## TASK DESCRIPTION
For the data below, report only the number of lines containing the string "questions".

## MATERIAL FOR THIS EXERCISE
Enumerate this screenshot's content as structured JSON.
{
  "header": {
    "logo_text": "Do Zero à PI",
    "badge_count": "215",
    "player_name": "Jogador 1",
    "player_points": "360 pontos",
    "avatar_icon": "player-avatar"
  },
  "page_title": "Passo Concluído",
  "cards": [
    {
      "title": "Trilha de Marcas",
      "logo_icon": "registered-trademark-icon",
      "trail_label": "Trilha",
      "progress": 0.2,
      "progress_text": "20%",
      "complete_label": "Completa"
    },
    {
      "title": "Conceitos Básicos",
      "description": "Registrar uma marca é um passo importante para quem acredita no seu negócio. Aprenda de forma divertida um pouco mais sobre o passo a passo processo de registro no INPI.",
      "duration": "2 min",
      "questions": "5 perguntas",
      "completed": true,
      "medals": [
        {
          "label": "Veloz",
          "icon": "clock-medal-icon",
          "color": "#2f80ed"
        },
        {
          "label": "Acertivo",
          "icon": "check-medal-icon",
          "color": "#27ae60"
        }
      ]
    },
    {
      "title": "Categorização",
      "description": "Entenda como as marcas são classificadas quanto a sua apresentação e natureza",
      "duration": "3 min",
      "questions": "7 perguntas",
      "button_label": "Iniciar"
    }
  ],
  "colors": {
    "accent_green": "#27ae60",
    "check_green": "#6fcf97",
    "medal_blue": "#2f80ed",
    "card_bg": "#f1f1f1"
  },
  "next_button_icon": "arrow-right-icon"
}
---
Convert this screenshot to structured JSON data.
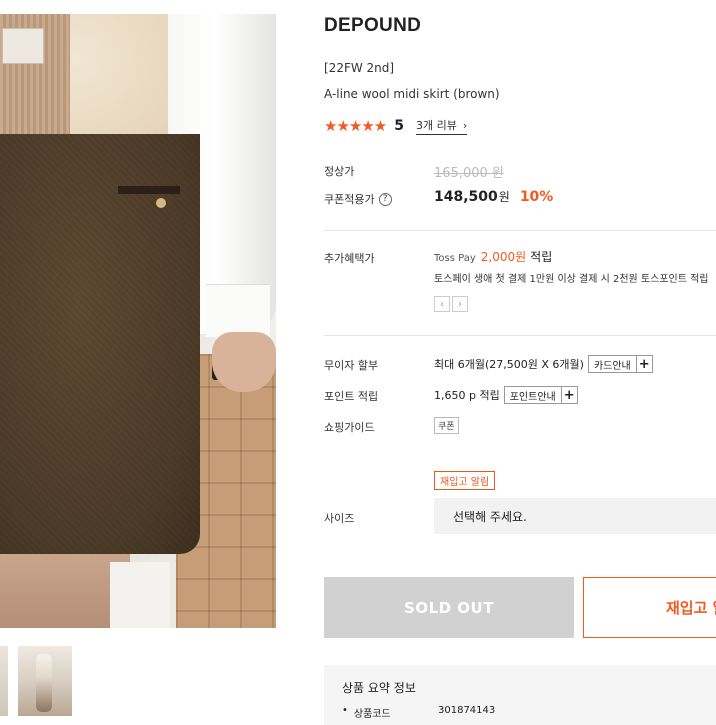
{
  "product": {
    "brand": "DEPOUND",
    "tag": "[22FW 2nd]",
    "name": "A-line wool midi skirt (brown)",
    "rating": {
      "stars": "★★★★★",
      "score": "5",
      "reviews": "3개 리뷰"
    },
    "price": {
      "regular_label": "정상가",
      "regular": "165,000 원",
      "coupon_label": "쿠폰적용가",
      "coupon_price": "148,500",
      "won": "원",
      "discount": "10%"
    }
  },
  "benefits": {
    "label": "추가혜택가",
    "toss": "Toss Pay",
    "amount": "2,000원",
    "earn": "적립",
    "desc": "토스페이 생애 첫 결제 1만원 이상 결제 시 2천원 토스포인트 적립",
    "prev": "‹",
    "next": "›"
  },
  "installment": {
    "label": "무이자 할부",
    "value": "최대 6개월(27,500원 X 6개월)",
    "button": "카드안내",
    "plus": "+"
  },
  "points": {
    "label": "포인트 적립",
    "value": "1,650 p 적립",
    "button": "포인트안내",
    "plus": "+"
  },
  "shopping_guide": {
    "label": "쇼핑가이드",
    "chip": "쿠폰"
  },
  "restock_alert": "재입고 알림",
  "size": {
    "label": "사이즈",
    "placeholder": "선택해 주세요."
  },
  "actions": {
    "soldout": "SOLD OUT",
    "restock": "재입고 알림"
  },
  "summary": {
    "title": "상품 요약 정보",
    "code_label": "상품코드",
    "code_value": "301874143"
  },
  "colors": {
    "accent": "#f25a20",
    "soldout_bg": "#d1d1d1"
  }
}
---
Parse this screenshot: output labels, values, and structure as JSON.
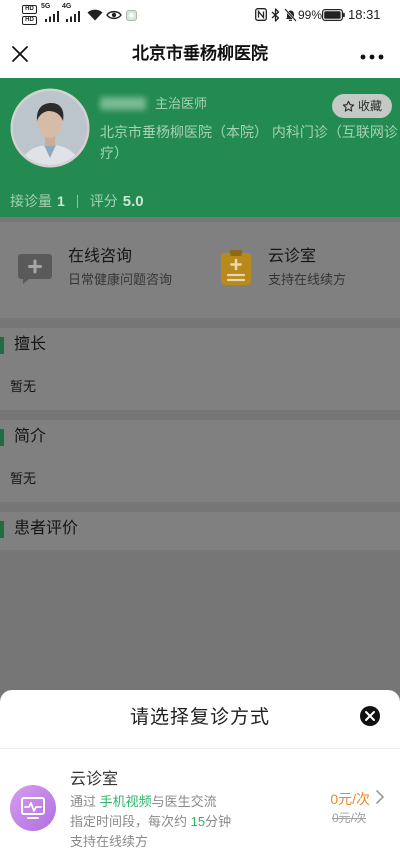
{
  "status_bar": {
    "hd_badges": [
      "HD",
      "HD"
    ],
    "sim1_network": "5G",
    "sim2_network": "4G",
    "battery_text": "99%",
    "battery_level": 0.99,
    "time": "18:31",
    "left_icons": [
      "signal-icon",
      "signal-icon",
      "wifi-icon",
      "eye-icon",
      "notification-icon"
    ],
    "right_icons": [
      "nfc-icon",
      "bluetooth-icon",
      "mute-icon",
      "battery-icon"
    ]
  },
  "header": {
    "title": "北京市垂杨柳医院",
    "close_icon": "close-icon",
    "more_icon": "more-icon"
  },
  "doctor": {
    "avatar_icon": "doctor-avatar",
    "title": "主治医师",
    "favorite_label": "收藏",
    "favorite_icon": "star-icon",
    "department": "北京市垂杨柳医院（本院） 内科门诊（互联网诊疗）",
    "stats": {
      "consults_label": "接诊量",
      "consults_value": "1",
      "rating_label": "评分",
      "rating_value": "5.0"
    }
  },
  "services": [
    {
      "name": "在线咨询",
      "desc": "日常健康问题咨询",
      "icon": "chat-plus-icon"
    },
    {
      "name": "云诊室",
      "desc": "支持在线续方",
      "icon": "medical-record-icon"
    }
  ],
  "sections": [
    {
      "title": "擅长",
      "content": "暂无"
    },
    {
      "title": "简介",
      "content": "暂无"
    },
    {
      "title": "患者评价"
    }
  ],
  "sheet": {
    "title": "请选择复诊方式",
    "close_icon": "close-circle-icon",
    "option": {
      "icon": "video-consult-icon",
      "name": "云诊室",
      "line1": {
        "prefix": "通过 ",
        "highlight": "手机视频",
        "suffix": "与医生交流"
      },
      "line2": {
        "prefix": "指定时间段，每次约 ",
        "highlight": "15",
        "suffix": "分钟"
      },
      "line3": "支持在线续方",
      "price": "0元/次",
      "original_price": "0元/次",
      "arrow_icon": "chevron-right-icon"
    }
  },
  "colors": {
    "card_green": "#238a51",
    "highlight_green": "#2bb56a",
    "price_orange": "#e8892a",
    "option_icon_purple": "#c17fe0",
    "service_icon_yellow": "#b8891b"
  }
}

## RESPONSE TO THE TASK
2